**WHAT YOU NEED TO DO**
Collect each line of the entries that holds the string "title".

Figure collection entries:
****************

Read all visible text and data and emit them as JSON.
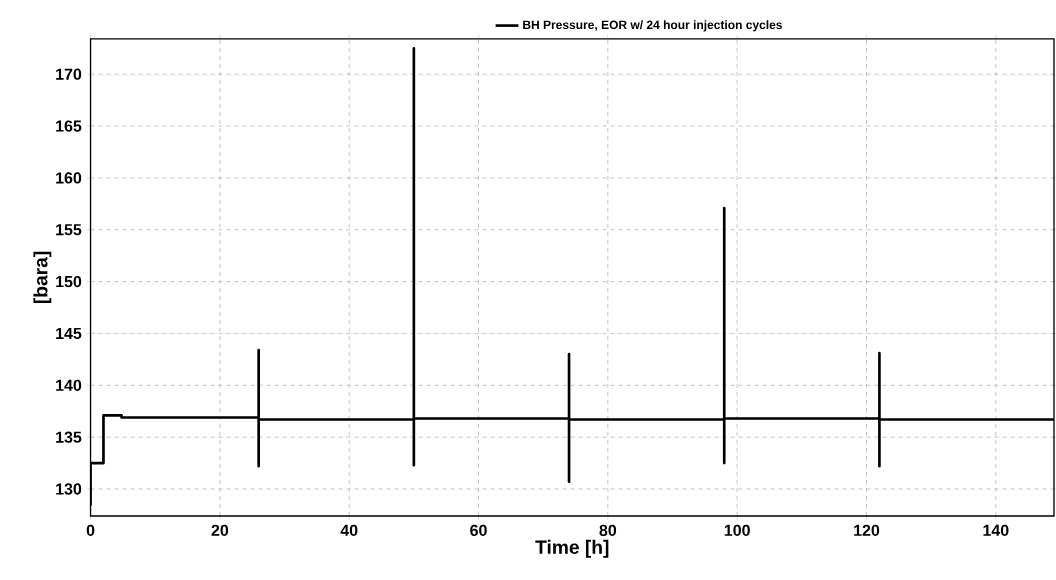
{
  "chart_data": {
    "type": "line",
    "xlabel": "Time [h]",
    "ylabel": "[bara]",
    "xlim": [
      0,
      149
    ],
    "ylim": [
      127.4,
      173.4
    ],
    "xticks": [
      0,
      20,
      40,
      60,
      80,
      100,
      120,
      140
    ],
    "yticks": [
      130,
      135,
      140,
      145,
      150,
      155,
      160,
      165,
      170
    ],
    "grid": true,
    "legend": "top",
    "line_style": "solid",
    "marker": "none",
    "series": [
      {
        "name": "BH Pressure, EOR w/ 24 hour injection cycles",
        "color": "#000000",
        "x": [
          0,
          0,
          2,
          2,
          4.8,
          4.8,
          26,
          26,
          26,
          26,
          50,
          50,
          50,
          50,
          74,
          74,
          74,
          74,
          98,
          98,
          98,
          98,
          122,
          122,
          122,
          122,
          149
        ],
        "values": [
          128.4,
          132.5,
          132.5,
          137.1,
          137.1,
          136.9,
          136.9,
          143.4,
          132.2,
          136.7,
          136.7,
          172.5,
          132.3,
          136.8,
          136.8,
          143.0,
          130.7,
          136.7,
          136.7,
          157.1,
          132.5,
          136.8,
          136.8,
          143.1,
          132.2,
          136.7,
          136.7
        ]
      }
    ]
  }
}
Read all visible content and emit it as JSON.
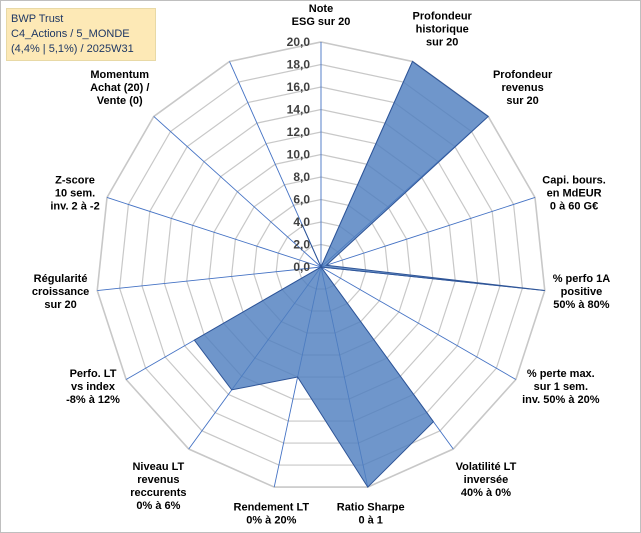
{
  "info": {
    "line1": "BWP Trust",
    "line2": "C4_Actions / 5_MONDE",
    "line3": "(4,4% | 5,1%) / 2025W31"
  },
  "colors": {
    "fill": "#4f7fbf",
    "stroke": "#2f5597",
    "grid": "#c8c8c8",
    "spoke": "#4472c4"
  },
  "chart_data": {
    "type": "radar",
    "rmax": 20,
    "ticks": [
      "0,0",
      "2,0",
      "4,0",
      "6,0",
      "8,0",
      "10,0",
      "12,0",
      "14,0",
      "16,0",
      "18,0",
      "20,0"
    ],
    "axes": [
      {
        "label": [
          "Note",
          "ESG sur 20"
        ],
        "value": 0
      },
      {
        "label": [
          "Profondeur",
          "historique",
          "sur 20"
        ],
        "value": 20
      },
      {
        "label": [
          "Profondeur",
          "revenus",
          "sur 20"
        ],
        "value": 20
      },
      {
        "label": [
          "Capi. bours.",
          "en MdEUR",
          "0 à 60 G€"
        ],
        "value": 0.5
      },
      {
        "label": [
          "% perfo 1A",
          "positive",
          "50% à 80%"
        ],
        "value": 20
      },
      {
        "label": [
          "% perte max.",
          "sur 1 sem.",
          "inv. 50% à 20%"
        ],
        "value": 0
      },
      {
        "label": [
          "Volatilité LT",
          "inversée",
          "40% à 0%"
        ],
        "value": 17
      },
      {
        "label": [
          "Ratio Sharpe",
          "0 à 1"
        ],
        "value": 20
      },
      {
        "label": [
          "Rendement LT",
          "0% à 20%"
        ],
        "value": 10
      },
      {
        "label": [
          "Niveau LT",
          "revenus",
          "reccurents",
          "0% à 6%"
        ],
        "value": 13.5
      },
      {
        "label": [
          "Perfo. LT",
          "vs index",
          "-8% à 12%"
        ],
        "value": 13
      },
      {
        "label": [
          "Régularité",
          "croissance",
          "sur 20"
        ],
        "value": 0
      },
      {
        "label": [
          "Z-score",
          "10 sem.",
          "inv. 2 à -2"
        ],
        "value": 0
      },
      {
        "label": [
          "Momentum",
          "Achat (20) /",
          "Vente (0)"
        ],
        "value": 0
      },
      {
        "label": [
          "",
          ""
        ],
        "value": 4.2
      }
    ]
  }
}
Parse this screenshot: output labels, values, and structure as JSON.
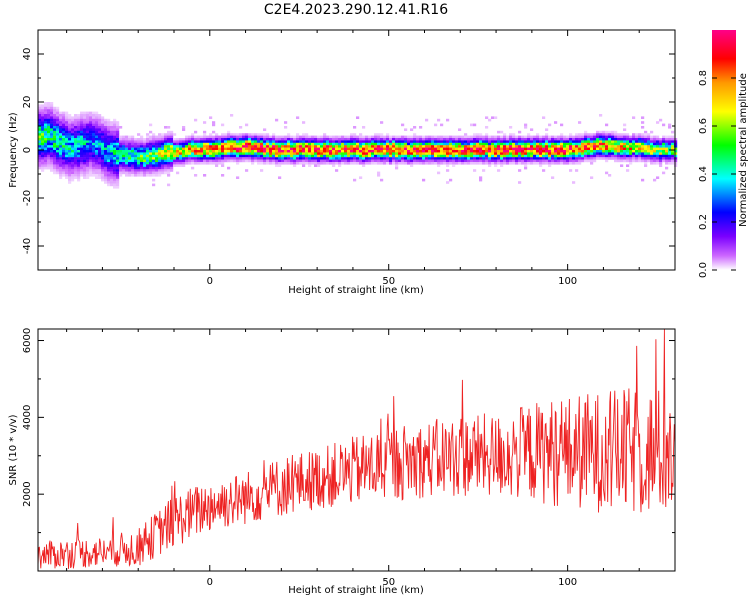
{
  "figure": {
    "title": "C2E4.2023.290.12.41.R16"
  },
  "chart_data": [
    {
      "type": "heatmap",
      "title": "C2E4.2023.290.12.41.R16",
      "xlabel": "Height of straight line (km)",
      "ylabel": "Frequency (Hz)",
      "xlim": [
        -48,
        130
      ],
      "ylim": [
        -50,
        50
      ],
      "x_ticks": [
        0,
        50,
        100
      ],
      "y_ticks": [
        -40,
        -20,
        0,
        20,
        40
      ],
      "x_tick_labels": [
        "0",
        "50",
        "100"
      ],
      "y_tick_labels": [
        "-40",
        "-20",
        "0",
        "20",
        "40"
      ],
      "colorbar": {
        "label": "Normalized spectral amplitude",
        "range": [
          0,
          1
        ],
        "ticks": [
          0.0,
          0.2,
          0.4,
          0.6,
          0.8
        ],
        "tick_labels": [
          "0.0",
          "0.2",
          "0.4",
          "0.6",
          "0.8"
        ],
        "colors": [
          "#ffffff",
          "#cc66ff",
          "#7a00ff",
          "#0000ff",
          "#00ffff",
          "#00ff00",
          "#ffff00",
          "#ff9900",
          "#ff0000",
          "#ff0088"
        ]
      },
      "ridge": {
        "x": [
          -48,
          -45,
          -42,
          -39,
          -36,
          -33,
          -30,
          -27,
          -24,
          -21,
          -18,
          -15,
          -12,
          -9,
          -6,
          -3,
          0,
          5,
          10,
          20,
          30,
          40,
          50,
          60,
          70,
          80,
          90,
          100,
          105,
          110,
          115,
          120,
          125,
          130
        ],
        "frequency_hz": [
          5,
          6,
          3,
          1,
          2,
          3,
          1,
          -2,
          -2,
          -3,
          -3,
          -2,
          -1,
          -1,
          0,
          0,
          0,
          1,
          1,
          0,
          0,
          0,
          0,
          0,
          0,
          0,
          0,
          0,
          1,
          2,
          1,
          1,
          0,
          0
        ],
        "peak_amplitude": [
          0.55,
          0.5,
          0.5,
          0.45,
          0.45,
          0.4,
          0.4,
          0.45,
          0.5,
          0.5,
          0.55,
          0.6,
          0.65,
          0.7,
          0.75,
          0.8,
          0.85,
          0.85,
          0.9,
          0.9,
          0.9,
          0.9,
          0.9,
          0.9,
          0.9,
          0.9,
          0.9,
          0.9,
          0.85,
          0.8,
          0.75,
          0.7,
          0.65,
          0.6
        ]
      }
    },
    {
      "type": "line",
      "xlabel": "Height of straight line (km)",
      "ylabel": "SNR (10 * v/v)",
      "xlim": [
        -48,
        130
      ],
      "ylim": [
        0,
        6300
      ],
      "x_ticks": [
        0,
        50,
        100
      ],
      "y_ticks": [
        2000,
        4000,
        6000
      ],
      "x_tick_labels": [
        "0",
        "50",
        "100"
      ],
      "y_tick_labels": [
        "2000",
        "4000",
        "6000"
      ],
      "color": "#ee2222",
      "envelope": {
        "x": [
          -48,
          -40,
          -30,
          -20,
          -10,
          0,
          10,
          20,
          30,
          40,
          50,
          60,
          70,
          80,
          90,
          100,
          110,
          120,
          130
        ],
        "mean": [
          400,
          450,
          500,
          600,
          1300,
          1700,
          1900,
          2200,
          2400,
          2600,
          2800,
          2900,
          3000,
          3000,
          3100,
          3100,
          3100,
          3100,
          3100
        ],
        "spread": [
          350,
          400,
          400,
          500,
          700,
          700,
          700,
          800,
          800,
          900,
          1000,
          1000,
          1100,
          1100,
          1300,
          1500,
          1600,
          1700,
          1700
        ]
      }
    }
  ]
}
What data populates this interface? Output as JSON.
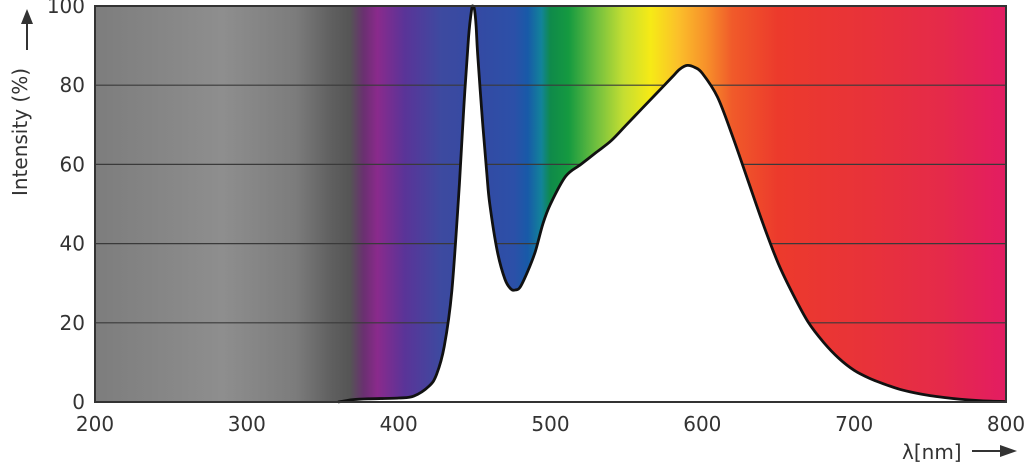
{
  "chart_data": {
    "type": "area",
    "title": "",
    "xlabel": "λ[nm]",
    "ylabel": "Intensity (%)",
    "xlim": [
      200,
      800
    ],
    "ylim": [
      0,
      100
    ],
    "x_ticks": [
      200,
      300,
      400,
      500,
      600,
      700,
      800
    ],
    "y_ticks": [
      0,
      20,
      40,
      60,
      80,
      100
    ],
    "grid": true,
    "background": "visible spectrum color gradient (grey below ~360 nm)",
    "series": [
      {
        "x": [
          360,
          365,
          370,
          380,
          400,
          410,
          420,
          425,
          430,
          435,
          440,
          443,
          446,
          448,
          449,
          450,
          451,
          452,
          455,
          458,
          460,
          465,
          470,
          474,
          477,
          480,
          485,
          490,
          495,
          500,
          510,
          520,
          530,
          540,
          550,
          560,
          570,
          580,
          585,
          590,
          595,
          600,
          610,
          620,
          630,
          640,
          650,
          660,
          670,
          680,
          690,
          700,
          710,
          720,
          730,
          740,
          750,
          760,
          770,
          780,
          790,
          800
        ],
        "values": [
          0,
          0.3,
          0.6,
          0.8,
          1,
          1.5,
          4,
          7,
          14,
          28,
          55,
          75,
          92,
          99,
          100,
          99,
          95,
          88,
          72,
          58,
          50,
          38,
          31,
          28.5,
          28.3,
          29,
          33,
          38,
          45,
          50,
          57,
          60,
          63,
          66,
          70,
          74,
          78,
          82,
          84,
          85,
          84.5,
          83,
          77,
          67,
          56,
          45,
          35,
          27,
          20,
          15,
          11,
          8,
          6,
          4.5,
          3.2,
          2.3,
          1.6,
          1.1,
          0.7,
          0.4,
          0.2,
          0.1
        ]
      }
    ]
  }
}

****************

**FINAL RESULT**
    "title": "C2E4.2023.290.12.41.R16"
      "title": "C2E4.2023.290.12.41.R16",
    "title": "",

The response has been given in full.